### [Problem description]
Word for word, restate every line of the listing that follows.

Stored data entries
────
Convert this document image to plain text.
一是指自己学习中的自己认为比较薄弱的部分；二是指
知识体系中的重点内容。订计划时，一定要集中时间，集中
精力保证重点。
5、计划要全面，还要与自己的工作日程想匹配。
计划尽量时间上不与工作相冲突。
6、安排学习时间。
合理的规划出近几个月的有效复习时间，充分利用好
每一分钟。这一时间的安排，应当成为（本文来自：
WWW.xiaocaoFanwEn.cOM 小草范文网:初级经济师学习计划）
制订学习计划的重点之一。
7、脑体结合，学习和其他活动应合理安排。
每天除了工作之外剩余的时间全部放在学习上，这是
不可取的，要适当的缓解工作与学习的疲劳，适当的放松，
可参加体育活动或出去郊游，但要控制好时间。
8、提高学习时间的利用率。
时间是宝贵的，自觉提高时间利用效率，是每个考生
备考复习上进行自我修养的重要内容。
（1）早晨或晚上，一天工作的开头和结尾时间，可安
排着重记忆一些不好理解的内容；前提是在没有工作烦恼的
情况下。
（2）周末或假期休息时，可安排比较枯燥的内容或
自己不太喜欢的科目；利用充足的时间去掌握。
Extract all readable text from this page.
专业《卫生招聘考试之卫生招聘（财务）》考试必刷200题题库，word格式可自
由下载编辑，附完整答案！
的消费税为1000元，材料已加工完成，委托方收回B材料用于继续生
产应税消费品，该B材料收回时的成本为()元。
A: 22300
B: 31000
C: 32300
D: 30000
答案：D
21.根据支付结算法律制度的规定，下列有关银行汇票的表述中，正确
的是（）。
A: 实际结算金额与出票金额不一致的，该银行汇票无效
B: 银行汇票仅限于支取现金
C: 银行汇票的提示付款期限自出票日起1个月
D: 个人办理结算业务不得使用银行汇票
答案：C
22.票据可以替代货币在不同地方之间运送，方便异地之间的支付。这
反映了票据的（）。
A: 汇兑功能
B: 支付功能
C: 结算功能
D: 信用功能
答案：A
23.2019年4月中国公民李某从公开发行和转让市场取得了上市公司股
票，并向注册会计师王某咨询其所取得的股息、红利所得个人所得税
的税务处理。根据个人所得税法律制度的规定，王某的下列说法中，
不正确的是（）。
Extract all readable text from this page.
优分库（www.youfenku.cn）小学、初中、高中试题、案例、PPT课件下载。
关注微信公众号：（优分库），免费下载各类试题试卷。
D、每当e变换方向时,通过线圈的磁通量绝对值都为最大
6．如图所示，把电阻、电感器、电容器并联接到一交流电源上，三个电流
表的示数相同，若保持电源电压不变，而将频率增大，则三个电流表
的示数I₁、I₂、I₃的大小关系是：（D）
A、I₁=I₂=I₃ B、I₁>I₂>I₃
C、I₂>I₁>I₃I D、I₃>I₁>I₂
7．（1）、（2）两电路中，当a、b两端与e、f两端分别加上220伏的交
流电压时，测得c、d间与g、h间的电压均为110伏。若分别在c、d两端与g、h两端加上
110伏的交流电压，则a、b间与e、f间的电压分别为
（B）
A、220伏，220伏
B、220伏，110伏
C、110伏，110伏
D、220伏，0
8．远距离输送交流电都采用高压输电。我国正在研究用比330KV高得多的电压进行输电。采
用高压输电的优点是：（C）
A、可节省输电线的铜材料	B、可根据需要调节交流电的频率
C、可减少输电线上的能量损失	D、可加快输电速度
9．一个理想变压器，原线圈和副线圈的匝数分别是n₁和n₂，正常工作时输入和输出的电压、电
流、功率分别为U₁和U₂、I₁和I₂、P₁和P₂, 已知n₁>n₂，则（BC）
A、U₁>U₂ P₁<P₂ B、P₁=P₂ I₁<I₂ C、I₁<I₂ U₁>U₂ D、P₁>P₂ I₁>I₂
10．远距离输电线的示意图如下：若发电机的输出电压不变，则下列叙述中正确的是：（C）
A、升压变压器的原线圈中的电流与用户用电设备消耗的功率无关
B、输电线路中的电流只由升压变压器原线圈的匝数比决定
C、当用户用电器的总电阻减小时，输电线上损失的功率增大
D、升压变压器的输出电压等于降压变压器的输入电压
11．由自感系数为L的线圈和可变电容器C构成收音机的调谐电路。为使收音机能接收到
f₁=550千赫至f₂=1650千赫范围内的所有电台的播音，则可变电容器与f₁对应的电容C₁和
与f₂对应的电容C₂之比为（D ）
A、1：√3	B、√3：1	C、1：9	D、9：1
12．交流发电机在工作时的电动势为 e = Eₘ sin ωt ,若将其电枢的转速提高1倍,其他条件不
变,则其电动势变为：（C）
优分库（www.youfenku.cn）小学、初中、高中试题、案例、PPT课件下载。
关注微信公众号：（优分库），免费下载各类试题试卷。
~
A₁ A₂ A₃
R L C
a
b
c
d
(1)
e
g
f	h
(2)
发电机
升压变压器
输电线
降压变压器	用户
────
### [Exercise solution]
Convert this document image to plain text.
一是指自己学习中的自己认为比较薄弱的部分；二是指
知识体系中的重点内容。订计划时，一定要集中时间，集中
精力保证重点。
5、计划要全面，还要与自己的工作日程想匹配。
计划尽量时间上不与工作相冲突。
6、安排学习时间。
合理的规划出近几个月的有效复习时间，充分利用好
每一分钟。这一时间的安排，应当成为（本文来自：
WWW.xiaocaoFanwEn.cOM 小草范文网:初级经济师学习计划）
制订学习计划的重点之一。
7、脑体结合，学习和其他活动应合理安排。
每天除了工作之外剩余的时间全部放在学习上，这是
不可取的，要适当的缓解工作与学习的疲劳，适当的放松，
可参加体育活动或出去郊游，但要控制好时间。
8、提高学习时间的利用率。
时间是宝贵的，自觉提高时间利用效率，是每个考生
备考复习上进行自我修养的重要内容。
（1）早晨或晚上，一天工作的开头和结尾时间，可安
排着重记忆一些不好理解的内容；前提是在没有工作烦恼的
情况下。
（2）周末或假期休息时，可安排比较枯燥的内容或
自己不太喜欢的科目；利用充足的时间去掌握。
Extract all readable text from this page.
专业《卫生招聘考试之卫生招聘（财务）》考试必刷200题题库，word格式可自
由下载编辑，附完整答案！
的消费税为1000元，材料已加工完成，委托方收回B材料用于继续生
产应税消费品，该B材料收回时的成本为()元。
A: 22300
B: 31000
C: 32300
D: 30000
答案：D
21.根据支付结算法律制度的规定，下列有关银行汇票的表述中，正确
的是（）。
A: 实际结算金额与出票金额不一致的，该银行汇票无效
B: 银行汇票仅限于支取现金
C: 银行汇票的提示付款期限自出票日起1个月
D: 个人办理结算业务不得使用银行汇票
答案：C
22.票据可以替代货币在不同地方之间运送，方便异地之间的支付。这
反映了票据的（）。
A: 汇兑功能
B: 支付功能
C: 结算功能
D: 信用功能
答案：A
23.2019年4月中国公民李某从公开发行和转让市场取得了上市公司股
票，并向注册会计师王某咨询其所取得的股息、红利所得个人所得税
的税务处理。根据个人所得税法律制度的规定，王某的下列说法中，
不正确的是（）。
Extract all readable text from this page.
优分库（www.youfenku.cn）小学、初中、高中试题、案例、PPT课件下载。
关注微信公众号：（优分库），免费下载各类试题试卷。
D、每当e变换方向时,通过线圈的磁通量绝对值都为最大
6．如图所示，把电阻、电感器、电容器并联接到一交流电源上，三个电流
表的示数相同，若保持电源电压不变，而将频率增大，则三个电流表
的示数I₁、I₂、I₃的大小关系是：（D）
A、I₁=I₂=I₃ B、I₁>I₂>I₃
C、I₂>I₁>I₃I D、I₃>I₁>I₂
7．（1）、（2）两电路中，当a、b两端与e、f两端分别加上220伏的交
流电压时，测得c、d间与g、h间的电压均为110伏。若分别在c、d两端与g、h两端加上
110伏的交流电压，则a、b间与e、f间的电压分别为
（B）
A、220伏，220伏
B、220伏，110伏
C、110伏，110伏
D、220伏，0
8．远距离输送交流电都采用高压输电。我国正在研究用比330KV高得多的电压进行输电。采
用高压输电的优点是：（C）
A、可节省输电线的铜材料	B、可根据需要调节交流电的频率
C、可减少输电线上的能量损失	D、可加快输电速度
9．一个理想变压器，原线圈和副线圈的匝数分别是n₁和n₂，正常工作时输入和输出的电压、电
流、功率分别为U₁和U₂、I₁和I₂、P₁和P₂, 已知n₁>n₂，则（BC）
A、U₁>U₂ P₁<P₂ B、P₁=P₂ I₁<I₂ C、I₁<I₂ U₁>U₂ D、P₁>P₂ I₁>I₂
10．远距离输电线的示意图如下：若发电机的输出电压不变，则下列叙述中正确的是：（C）
A、升压变压器的原线圈中的电流与用户用电设备消耗的功率无关
B、输电线路中的电流只由升压变压器原线圈的匝数比决定
C、当用户用电器的总电阻减小时，输电线上损失的功率增大
D、升压变压器的输出电压等于降压变压器的输入电压
11．由自感系数为L的线圈和可变电容器C构成收音机的调谐电路。为使收音机能接收到
f₁=550千赫至f₂=1650千赫范围内的所有电台的播音，则可变电容器与f₁对应的电容C₁和
与f₂对应的电容C₂之比为（D ）
A、1：√3	B、√3：1	C、1：9	D、9：1
12．交流发电机在工作时的电动势为 e = Eₘ sin ωt ,若将其电枢的转速提高1倍,其他条件不
变,则其电动势变为：（C）
优分库（www.youfenku.cn）小学、初中、高中试题、案例、PPT课件下载。
关注微信公众号：（优分库），免费下载各类试题试卷。
~
A₁ A₂ A₃
R L C
a
b
c
d
(1)
e
g
f	h
(2)
发电机
升压变压器
输电线
降压变压器	用户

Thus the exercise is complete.